-- begin --

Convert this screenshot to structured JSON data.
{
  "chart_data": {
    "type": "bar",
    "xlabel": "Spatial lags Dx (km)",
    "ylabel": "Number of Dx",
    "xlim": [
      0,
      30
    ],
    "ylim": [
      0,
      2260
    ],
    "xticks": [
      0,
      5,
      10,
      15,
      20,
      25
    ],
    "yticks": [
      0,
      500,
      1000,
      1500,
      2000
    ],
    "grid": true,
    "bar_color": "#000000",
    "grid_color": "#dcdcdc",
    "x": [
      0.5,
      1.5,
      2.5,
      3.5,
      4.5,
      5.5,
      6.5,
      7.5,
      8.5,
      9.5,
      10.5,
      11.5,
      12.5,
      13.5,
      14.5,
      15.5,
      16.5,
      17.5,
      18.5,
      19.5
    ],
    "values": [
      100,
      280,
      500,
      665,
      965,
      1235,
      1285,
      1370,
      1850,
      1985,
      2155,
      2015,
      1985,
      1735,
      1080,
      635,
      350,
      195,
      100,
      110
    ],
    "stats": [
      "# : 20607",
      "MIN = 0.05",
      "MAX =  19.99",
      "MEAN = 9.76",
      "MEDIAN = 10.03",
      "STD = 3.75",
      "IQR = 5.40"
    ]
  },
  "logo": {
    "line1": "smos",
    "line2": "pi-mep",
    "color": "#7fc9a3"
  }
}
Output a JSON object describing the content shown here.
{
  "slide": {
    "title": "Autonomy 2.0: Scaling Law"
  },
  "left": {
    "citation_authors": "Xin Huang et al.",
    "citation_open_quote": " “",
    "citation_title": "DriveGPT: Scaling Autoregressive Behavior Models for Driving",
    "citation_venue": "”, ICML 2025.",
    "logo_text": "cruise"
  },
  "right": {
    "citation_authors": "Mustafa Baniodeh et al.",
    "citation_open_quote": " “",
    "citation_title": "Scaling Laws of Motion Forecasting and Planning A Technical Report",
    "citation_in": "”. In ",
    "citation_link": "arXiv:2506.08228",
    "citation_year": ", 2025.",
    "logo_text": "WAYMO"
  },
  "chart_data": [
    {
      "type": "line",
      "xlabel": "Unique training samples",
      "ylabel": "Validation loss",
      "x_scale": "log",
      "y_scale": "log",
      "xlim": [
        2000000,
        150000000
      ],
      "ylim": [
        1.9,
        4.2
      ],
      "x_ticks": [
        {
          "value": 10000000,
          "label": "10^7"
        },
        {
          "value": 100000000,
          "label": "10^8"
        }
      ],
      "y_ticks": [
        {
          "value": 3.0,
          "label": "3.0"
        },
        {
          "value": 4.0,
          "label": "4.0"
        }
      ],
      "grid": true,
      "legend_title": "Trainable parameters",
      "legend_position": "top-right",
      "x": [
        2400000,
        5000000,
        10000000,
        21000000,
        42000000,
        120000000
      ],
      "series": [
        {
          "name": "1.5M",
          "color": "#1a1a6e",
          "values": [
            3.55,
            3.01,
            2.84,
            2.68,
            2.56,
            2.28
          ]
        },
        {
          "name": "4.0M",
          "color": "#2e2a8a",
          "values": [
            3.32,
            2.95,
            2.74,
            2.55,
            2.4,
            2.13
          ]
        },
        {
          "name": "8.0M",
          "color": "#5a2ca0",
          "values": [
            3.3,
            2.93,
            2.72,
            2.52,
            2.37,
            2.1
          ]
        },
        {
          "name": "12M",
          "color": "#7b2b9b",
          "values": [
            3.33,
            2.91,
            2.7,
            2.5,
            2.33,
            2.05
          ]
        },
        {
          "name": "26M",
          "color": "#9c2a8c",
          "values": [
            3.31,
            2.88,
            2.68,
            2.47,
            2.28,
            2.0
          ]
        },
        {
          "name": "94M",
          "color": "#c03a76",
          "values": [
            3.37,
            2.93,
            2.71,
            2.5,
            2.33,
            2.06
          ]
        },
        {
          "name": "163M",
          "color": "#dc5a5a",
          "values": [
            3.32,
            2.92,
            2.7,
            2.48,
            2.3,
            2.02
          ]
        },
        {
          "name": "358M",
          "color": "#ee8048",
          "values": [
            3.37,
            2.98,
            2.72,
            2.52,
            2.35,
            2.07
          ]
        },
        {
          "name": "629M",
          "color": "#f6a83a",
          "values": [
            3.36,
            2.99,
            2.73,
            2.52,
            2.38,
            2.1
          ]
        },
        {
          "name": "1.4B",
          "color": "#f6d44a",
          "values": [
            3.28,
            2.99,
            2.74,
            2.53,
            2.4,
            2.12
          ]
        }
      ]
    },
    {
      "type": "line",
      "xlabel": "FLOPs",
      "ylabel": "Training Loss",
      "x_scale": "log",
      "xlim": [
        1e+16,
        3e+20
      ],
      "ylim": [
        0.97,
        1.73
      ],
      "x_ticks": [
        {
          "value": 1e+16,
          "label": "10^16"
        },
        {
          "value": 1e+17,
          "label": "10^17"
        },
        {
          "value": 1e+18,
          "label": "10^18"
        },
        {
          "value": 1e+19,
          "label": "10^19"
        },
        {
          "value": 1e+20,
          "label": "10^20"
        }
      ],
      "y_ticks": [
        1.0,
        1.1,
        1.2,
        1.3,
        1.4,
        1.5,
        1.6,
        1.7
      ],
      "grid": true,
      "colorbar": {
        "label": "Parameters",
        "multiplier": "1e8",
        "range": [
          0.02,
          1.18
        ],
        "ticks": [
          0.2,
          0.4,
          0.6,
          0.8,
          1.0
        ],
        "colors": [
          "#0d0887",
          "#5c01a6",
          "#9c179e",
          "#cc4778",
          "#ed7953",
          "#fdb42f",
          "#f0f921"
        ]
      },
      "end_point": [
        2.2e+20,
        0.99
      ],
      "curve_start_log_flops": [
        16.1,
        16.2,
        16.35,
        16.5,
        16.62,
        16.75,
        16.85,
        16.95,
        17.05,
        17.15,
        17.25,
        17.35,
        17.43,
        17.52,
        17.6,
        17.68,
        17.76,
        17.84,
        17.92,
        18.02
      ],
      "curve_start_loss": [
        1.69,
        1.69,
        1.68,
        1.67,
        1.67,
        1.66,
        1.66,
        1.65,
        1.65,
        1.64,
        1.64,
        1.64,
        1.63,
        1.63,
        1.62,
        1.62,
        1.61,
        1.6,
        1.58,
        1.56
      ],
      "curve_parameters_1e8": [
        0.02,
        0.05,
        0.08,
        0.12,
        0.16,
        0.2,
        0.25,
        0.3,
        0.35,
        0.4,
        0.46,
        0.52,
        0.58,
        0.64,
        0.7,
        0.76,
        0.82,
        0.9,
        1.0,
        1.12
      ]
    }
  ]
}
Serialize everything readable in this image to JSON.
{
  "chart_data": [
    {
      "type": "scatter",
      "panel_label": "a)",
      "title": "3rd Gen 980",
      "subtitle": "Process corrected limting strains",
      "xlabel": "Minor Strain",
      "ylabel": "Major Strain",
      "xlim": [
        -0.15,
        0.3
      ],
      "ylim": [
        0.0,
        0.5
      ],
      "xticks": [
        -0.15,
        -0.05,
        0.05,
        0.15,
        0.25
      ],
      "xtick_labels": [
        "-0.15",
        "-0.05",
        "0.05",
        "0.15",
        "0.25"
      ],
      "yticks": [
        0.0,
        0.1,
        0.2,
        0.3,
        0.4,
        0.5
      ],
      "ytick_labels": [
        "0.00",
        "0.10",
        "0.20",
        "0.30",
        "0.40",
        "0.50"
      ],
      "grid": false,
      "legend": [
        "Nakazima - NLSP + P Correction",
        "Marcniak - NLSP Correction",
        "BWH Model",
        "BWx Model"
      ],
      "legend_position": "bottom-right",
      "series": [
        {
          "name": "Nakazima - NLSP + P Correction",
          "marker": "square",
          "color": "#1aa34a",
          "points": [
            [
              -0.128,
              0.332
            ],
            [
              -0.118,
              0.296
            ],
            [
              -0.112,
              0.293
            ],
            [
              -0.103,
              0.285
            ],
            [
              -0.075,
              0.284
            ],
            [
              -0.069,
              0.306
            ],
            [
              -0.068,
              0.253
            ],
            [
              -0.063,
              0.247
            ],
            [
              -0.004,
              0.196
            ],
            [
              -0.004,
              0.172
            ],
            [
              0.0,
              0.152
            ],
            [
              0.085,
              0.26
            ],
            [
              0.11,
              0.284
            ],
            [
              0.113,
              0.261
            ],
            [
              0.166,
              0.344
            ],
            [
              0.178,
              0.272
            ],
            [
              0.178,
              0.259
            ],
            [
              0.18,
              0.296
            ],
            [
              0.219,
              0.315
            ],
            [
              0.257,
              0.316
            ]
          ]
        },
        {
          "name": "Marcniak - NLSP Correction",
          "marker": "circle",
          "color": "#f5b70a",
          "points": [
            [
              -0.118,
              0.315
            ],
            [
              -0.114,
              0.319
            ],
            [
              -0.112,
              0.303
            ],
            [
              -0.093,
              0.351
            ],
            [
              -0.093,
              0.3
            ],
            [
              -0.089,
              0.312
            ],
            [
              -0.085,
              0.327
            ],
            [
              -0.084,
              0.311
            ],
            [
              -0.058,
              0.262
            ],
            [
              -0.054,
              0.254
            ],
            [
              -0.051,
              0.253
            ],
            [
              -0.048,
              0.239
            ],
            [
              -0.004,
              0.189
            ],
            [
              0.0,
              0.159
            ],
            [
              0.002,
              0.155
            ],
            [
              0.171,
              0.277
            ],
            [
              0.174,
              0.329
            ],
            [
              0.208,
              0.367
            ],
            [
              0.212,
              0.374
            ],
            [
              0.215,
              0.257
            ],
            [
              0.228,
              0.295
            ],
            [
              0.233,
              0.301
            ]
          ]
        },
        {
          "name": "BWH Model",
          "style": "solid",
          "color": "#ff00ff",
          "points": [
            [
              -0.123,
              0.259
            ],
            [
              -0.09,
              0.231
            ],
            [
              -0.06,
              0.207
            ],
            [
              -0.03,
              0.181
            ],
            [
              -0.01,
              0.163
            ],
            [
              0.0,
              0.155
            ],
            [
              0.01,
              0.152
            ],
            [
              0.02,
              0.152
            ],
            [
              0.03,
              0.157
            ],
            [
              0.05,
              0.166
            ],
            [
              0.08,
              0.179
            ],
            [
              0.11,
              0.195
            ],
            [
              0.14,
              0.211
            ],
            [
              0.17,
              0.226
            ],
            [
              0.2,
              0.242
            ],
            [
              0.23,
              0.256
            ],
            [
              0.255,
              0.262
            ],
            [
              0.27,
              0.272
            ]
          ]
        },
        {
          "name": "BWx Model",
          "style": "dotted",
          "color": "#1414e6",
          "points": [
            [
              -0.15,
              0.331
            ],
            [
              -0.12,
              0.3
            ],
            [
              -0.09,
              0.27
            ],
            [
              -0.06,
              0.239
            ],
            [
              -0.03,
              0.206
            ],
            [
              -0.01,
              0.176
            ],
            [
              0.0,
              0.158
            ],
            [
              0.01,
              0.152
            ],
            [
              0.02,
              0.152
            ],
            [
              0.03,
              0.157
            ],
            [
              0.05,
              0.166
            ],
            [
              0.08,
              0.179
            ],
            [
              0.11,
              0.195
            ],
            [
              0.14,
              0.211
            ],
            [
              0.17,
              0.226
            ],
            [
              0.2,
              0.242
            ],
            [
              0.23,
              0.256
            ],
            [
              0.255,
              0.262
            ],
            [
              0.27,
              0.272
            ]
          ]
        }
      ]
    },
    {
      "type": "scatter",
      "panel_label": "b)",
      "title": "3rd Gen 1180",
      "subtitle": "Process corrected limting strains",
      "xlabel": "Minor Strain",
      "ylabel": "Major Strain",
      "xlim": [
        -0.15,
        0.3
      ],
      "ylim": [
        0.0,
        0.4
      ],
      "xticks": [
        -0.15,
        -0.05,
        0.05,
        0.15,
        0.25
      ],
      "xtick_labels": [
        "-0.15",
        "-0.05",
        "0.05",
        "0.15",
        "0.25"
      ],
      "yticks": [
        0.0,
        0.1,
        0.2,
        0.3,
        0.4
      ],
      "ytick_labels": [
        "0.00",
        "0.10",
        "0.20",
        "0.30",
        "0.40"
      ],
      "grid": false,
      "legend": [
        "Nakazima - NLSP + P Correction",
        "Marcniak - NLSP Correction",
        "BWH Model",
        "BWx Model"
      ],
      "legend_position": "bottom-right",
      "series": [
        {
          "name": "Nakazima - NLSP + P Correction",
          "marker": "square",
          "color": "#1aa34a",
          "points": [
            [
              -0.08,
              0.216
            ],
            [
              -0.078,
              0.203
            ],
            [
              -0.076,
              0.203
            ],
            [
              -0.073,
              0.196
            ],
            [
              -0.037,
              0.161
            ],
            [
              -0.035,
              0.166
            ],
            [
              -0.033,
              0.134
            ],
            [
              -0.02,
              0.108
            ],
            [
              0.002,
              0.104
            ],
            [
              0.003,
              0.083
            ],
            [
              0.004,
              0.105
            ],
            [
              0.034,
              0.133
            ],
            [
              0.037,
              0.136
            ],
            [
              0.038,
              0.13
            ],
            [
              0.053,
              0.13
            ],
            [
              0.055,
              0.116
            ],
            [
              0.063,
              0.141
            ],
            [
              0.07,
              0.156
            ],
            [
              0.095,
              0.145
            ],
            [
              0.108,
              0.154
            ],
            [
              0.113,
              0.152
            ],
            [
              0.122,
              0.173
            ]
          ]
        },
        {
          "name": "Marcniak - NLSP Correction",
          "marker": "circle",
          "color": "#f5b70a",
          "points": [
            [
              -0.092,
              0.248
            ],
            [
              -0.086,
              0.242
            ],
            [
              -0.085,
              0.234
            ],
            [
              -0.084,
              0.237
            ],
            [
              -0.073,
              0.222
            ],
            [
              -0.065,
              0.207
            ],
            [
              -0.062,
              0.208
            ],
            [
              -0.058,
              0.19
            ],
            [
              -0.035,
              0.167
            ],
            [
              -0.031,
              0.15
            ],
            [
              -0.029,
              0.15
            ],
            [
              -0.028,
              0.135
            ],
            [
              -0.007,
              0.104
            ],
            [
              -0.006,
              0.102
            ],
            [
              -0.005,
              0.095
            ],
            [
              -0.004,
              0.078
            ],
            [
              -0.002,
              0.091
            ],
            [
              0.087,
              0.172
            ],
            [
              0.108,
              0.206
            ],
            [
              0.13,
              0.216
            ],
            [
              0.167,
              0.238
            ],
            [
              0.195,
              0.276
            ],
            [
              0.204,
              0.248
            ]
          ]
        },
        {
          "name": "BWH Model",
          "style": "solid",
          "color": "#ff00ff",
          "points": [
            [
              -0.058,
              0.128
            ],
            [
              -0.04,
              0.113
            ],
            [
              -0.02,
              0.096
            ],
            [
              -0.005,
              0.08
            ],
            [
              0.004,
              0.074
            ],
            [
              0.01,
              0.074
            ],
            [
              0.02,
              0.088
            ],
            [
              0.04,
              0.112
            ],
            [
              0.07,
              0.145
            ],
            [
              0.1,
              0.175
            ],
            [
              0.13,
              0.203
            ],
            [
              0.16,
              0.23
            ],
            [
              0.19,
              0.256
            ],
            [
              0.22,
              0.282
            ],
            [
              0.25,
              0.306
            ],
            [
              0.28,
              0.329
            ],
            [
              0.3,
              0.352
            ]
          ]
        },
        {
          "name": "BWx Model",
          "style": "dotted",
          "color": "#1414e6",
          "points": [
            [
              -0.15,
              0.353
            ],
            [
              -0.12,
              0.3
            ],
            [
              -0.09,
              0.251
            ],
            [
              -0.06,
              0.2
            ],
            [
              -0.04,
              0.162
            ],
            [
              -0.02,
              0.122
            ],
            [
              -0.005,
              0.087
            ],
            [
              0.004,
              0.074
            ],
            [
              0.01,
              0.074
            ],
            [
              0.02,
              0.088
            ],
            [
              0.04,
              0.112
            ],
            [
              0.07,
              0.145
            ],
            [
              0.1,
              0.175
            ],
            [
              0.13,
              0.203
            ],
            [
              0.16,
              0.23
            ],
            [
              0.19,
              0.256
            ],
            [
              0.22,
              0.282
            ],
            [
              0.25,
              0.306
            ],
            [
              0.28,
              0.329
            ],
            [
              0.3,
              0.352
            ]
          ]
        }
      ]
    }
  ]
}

-- end --

From the entries, report each line that includes the word "ylabel".

» **Result**:
    "ylabel": "Number of Dx",
      "ylabel": "Validation loss",
      "ylabel": "Training Loss",
      "ylabel": "Major Strain",
      "ylabel": "Major Strain",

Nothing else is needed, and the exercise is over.